▸ **What is asked**
Transcribe the full listing exactly, and drop every picture.

▸ **Data in this exercise**
____
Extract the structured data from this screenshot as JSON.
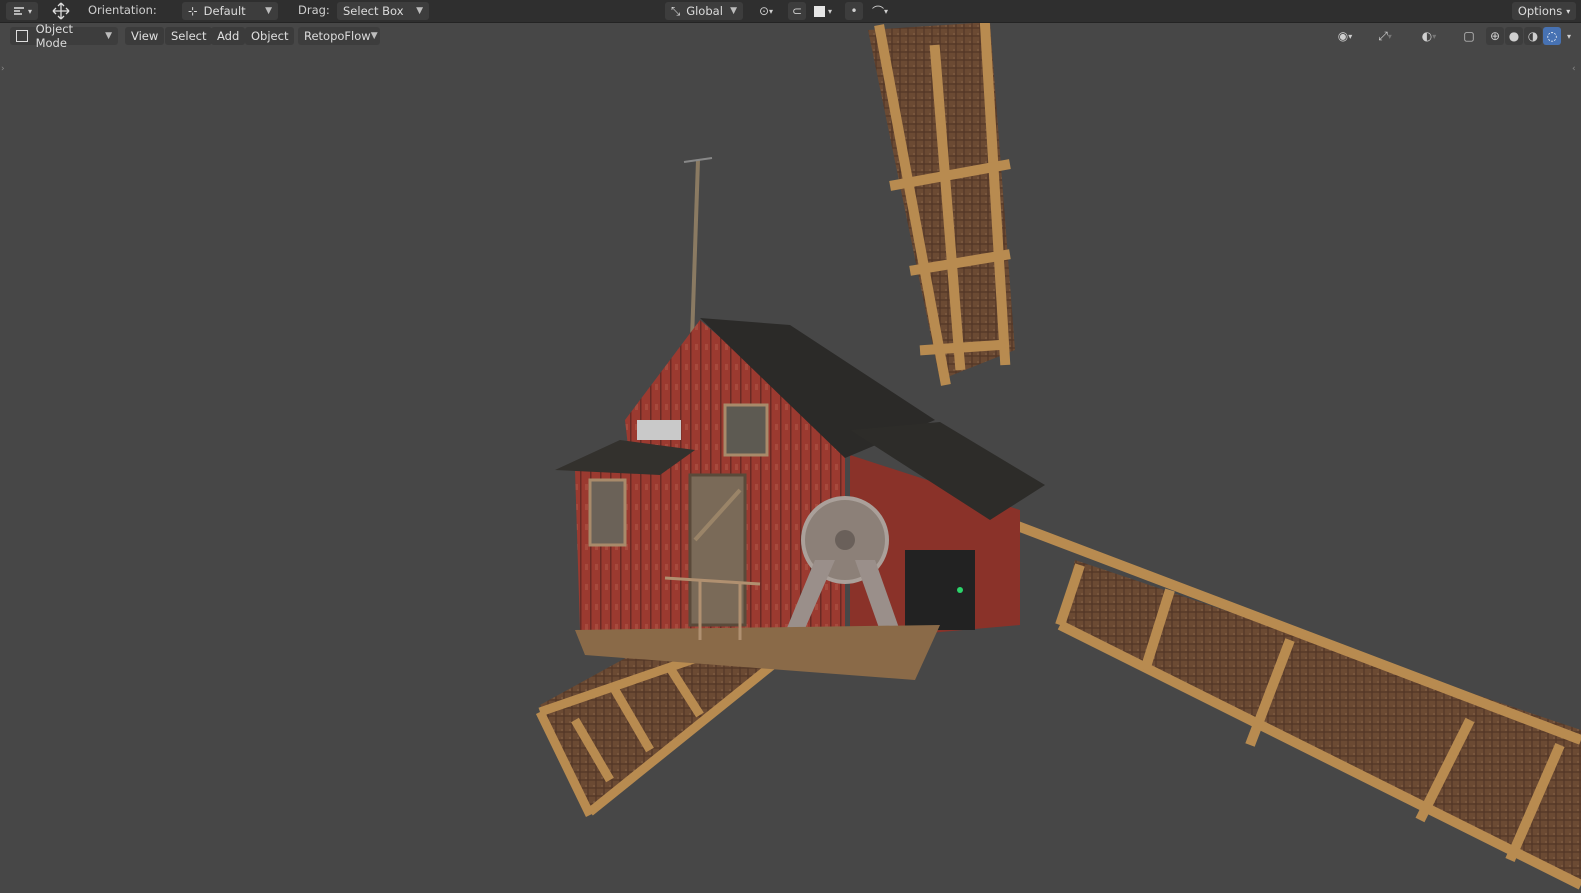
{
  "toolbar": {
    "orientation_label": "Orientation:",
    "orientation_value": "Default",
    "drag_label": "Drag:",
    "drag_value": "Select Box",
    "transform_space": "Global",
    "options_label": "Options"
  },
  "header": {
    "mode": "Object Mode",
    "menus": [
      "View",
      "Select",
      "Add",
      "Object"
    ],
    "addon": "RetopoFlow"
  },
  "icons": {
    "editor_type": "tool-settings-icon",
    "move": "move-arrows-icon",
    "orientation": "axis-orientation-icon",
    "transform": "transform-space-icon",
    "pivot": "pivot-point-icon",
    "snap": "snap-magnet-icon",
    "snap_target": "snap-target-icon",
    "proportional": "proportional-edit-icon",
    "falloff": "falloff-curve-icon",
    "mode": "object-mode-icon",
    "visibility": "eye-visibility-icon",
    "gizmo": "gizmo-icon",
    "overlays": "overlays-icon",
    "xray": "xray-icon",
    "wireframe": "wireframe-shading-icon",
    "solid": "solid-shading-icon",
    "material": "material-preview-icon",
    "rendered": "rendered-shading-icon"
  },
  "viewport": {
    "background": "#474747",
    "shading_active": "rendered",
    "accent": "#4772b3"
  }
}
____
▸ **Result of the task**
Extract the structured data from this screenshot as JSON.
{
  "toolbar": {
    "orientation_label": "Orientation:",
    "orientation_value": "Default",
    "drag_label": "Drag:",
    "drag_value": "Select Box",
    "transform_space": "Global",
    "options_label": "Options"
  },
  "header": {
    "mode": "Object Mode",
    "menus": [
      "View",
      "Select",
      "Add",
      "Object"
    ],
    "addon": "RetopoFlow"
  },
  "icons": {
    "editor_type": "tool-settings-icon",
    "move": "move-arrows-icon",
    "orientation": "axis-orientation-icon",
    "transform": "transform-space-icon",
    "pivot": "pivot-point-icon",
    "snap": "snap-magnet-icon",
    "snap_target": "snap-target-icon",
    "proportional": "proportional-edit-icon",
    "falloff": "falloff-curve-icon",
    "mode": "object-mode-icon",
    "visibility": "eye-visibility-icon",
    "gizmo": "gizmo-icon",
    "overlays": "overlays-icon",
    "xray": "xray-icon",
    "wireframe": "wireframe-shading-icon",
    "solid": "solid-shading-icon",
    "material": "material-preview-icon",
    "rendered": "rendered-shading-icon"
  },
  "viewport": {
    "background": "#474747",
    "shading_active": "rendered",
    "accent": "#4772b3"
  }
}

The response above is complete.